Lines that contain the string "Denis" are to be copied; leave out all others.

*** DATA SUPPLIED ***

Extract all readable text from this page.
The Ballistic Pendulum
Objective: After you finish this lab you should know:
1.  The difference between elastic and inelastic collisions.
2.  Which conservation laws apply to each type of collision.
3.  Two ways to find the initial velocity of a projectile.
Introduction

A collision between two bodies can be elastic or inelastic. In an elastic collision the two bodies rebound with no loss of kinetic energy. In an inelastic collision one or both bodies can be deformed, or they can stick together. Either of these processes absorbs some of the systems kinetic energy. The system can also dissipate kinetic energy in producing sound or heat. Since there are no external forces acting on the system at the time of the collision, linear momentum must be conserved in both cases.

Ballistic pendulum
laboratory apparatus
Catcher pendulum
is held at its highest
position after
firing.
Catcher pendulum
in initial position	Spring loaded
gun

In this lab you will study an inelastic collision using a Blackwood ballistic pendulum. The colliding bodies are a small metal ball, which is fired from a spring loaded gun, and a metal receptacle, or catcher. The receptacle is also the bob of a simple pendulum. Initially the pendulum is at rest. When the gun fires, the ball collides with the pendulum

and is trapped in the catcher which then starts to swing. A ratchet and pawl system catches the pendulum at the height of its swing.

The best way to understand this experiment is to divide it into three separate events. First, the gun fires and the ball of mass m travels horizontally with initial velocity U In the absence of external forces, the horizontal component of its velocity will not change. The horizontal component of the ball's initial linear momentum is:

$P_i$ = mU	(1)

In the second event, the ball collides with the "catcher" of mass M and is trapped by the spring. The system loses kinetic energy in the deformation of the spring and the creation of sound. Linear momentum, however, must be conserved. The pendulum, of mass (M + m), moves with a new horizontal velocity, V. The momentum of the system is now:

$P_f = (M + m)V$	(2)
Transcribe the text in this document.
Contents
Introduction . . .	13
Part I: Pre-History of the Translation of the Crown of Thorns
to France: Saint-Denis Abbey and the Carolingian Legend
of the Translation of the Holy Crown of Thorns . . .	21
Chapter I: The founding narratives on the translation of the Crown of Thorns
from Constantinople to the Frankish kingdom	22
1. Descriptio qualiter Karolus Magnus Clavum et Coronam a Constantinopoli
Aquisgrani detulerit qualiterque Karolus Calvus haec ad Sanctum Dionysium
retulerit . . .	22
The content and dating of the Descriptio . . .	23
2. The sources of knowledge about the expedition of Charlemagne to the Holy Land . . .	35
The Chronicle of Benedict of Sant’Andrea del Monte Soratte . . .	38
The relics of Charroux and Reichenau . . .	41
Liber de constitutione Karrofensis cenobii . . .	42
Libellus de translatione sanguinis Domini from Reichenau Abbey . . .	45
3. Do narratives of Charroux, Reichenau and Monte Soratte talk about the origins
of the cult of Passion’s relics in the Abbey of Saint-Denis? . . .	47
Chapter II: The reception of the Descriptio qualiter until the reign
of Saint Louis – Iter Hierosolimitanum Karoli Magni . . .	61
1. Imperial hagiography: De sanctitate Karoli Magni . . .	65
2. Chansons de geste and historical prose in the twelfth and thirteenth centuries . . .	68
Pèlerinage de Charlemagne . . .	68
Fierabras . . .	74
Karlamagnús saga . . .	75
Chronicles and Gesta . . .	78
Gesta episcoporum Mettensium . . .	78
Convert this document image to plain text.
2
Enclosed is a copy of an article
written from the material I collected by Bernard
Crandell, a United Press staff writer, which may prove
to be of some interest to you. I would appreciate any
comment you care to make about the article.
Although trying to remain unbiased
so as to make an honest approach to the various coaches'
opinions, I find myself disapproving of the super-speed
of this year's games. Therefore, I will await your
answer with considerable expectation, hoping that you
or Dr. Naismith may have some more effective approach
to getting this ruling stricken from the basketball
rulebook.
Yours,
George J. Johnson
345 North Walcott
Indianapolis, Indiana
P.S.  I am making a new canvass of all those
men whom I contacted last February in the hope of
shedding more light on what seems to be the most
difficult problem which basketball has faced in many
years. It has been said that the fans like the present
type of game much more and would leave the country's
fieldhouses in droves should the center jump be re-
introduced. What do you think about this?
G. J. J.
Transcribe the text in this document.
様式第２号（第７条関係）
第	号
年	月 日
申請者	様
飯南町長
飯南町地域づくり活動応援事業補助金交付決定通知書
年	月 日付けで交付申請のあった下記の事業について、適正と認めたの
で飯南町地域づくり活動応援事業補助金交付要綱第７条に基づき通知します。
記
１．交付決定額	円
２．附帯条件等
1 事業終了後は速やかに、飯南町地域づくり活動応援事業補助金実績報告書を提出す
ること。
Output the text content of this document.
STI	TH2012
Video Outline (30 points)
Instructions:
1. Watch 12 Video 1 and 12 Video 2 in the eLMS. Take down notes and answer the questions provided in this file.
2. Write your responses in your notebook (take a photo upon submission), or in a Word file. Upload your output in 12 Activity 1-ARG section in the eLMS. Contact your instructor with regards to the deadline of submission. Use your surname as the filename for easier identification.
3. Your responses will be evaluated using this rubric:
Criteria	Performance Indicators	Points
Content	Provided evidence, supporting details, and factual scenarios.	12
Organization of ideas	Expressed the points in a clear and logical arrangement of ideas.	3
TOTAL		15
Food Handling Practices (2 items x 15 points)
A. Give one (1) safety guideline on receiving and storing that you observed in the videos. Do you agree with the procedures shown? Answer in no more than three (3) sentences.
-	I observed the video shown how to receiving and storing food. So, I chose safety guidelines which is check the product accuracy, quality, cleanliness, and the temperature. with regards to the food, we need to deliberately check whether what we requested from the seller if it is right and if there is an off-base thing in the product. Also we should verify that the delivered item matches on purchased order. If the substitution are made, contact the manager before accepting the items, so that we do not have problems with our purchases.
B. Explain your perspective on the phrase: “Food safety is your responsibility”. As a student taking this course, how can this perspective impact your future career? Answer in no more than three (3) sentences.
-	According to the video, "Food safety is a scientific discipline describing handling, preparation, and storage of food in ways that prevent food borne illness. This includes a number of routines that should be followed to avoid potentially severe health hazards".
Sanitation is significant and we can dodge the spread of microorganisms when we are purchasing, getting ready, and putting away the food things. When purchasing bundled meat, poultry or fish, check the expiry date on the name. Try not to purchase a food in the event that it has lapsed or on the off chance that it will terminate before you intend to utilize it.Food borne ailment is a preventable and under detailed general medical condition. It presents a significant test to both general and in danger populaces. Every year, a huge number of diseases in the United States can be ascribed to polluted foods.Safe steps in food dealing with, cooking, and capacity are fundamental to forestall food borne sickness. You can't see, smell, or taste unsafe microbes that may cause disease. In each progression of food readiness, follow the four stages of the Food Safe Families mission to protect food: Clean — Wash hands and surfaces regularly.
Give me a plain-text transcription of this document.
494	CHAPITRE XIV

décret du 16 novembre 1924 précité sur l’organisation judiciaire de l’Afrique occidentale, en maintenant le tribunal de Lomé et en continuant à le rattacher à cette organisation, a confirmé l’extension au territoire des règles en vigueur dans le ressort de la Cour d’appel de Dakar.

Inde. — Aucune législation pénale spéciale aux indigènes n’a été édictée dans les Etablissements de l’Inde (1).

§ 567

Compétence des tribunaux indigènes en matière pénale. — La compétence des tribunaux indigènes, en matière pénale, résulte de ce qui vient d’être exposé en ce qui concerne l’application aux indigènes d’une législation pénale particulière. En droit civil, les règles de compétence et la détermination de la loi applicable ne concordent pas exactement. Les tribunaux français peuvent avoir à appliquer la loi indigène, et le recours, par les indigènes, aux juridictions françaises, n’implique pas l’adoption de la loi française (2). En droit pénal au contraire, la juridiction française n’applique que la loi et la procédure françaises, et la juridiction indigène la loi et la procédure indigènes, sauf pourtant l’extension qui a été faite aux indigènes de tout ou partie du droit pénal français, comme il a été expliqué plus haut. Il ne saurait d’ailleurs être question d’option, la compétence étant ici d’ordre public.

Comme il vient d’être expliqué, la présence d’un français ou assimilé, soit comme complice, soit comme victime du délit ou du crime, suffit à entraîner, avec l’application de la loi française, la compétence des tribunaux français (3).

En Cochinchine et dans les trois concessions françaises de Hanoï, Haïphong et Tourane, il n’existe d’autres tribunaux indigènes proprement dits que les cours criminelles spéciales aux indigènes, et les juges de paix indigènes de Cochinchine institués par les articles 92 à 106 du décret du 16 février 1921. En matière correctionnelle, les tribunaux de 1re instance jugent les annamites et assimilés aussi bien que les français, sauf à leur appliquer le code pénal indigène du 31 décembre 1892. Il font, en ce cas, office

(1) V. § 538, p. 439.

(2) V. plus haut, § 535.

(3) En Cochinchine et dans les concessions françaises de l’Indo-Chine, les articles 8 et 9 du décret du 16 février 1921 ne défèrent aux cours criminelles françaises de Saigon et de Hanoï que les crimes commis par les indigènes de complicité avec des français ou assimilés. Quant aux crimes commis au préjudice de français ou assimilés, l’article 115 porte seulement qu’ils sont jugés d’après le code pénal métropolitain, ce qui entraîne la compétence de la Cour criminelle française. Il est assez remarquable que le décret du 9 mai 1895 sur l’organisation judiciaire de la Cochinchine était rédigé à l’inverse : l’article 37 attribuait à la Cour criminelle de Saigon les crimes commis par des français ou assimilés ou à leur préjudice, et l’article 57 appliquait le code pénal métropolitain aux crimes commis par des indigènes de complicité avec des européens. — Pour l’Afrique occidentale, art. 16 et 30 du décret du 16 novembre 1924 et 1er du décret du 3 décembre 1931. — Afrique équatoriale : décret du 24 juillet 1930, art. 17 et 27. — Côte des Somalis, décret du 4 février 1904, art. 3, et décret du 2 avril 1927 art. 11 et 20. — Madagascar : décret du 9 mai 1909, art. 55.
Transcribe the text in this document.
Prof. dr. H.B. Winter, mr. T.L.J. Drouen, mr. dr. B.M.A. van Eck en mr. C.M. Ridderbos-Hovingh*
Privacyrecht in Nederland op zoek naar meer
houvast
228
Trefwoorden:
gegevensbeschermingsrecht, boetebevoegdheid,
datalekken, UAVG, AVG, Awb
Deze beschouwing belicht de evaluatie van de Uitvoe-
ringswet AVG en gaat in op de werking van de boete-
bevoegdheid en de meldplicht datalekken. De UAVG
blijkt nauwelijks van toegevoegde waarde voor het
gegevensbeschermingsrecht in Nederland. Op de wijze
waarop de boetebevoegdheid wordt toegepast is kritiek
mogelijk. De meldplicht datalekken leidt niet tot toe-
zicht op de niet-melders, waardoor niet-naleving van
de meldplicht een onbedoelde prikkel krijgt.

***

**REPLY:**
to France: Saint-Denis Abbey and the Carolingian Legend
of the cult of Passion’s relics in the Abbey of Saint-Denis? . . .	47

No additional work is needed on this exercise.